WHAT YOU SHOULD DO — Single out the lines that include the word "colearn". Copy them.

--- start ENTRIES SHOWN ---

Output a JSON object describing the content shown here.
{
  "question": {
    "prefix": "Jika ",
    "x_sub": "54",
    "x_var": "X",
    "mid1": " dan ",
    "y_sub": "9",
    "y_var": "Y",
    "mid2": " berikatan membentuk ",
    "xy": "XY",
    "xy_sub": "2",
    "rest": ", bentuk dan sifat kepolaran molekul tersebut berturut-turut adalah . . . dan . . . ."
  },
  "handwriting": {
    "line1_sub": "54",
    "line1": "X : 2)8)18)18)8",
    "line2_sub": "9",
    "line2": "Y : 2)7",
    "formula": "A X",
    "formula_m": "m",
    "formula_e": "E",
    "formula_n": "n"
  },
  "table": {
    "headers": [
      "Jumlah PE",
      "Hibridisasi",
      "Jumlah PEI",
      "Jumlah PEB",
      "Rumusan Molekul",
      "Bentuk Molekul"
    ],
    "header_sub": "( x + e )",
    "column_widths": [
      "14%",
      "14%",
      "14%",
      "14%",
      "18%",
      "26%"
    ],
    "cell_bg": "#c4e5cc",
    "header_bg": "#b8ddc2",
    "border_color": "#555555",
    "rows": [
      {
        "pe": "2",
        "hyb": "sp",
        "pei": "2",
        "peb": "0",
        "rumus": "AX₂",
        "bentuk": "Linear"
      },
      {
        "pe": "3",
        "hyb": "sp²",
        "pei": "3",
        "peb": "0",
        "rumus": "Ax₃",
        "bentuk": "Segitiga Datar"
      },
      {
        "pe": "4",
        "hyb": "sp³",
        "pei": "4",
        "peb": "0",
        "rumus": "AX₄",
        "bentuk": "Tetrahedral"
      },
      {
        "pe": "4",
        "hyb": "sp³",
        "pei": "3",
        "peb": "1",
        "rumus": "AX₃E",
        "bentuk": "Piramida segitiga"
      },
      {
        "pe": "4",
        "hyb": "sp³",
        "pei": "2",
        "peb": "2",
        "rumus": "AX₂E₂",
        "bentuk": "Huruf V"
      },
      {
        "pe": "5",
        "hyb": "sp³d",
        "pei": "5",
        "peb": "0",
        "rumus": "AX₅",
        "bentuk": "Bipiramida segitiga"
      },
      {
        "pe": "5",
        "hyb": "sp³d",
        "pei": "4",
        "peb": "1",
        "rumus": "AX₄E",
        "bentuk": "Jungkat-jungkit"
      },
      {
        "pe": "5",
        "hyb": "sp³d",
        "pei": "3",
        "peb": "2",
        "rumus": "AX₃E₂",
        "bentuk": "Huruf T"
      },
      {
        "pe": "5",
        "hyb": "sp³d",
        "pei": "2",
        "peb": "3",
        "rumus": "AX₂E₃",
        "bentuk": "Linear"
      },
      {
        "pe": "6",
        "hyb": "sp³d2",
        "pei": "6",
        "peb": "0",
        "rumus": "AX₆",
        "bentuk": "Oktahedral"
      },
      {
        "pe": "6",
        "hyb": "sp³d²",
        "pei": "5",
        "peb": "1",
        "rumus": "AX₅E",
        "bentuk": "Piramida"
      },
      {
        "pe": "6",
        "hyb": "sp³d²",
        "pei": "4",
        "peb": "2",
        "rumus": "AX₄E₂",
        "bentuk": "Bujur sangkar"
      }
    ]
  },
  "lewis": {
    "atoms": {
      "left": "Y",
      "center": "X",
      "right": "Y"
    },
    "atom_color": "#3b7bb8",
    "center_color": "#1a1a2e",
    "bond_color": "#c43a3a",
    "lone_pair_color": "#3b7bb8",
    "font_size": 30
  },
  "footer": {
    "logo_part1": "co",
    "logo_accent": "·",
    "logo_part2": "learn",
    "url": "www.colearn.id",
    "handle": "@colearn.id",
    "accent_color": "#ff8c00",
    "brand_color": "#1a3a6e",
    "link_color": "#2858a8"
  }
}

--- end ENTRIES SHOWN ---

SOLUTION TO THE PROBLEM —
    "url": "www.colearn.id",
    "handle": "@colearn.id",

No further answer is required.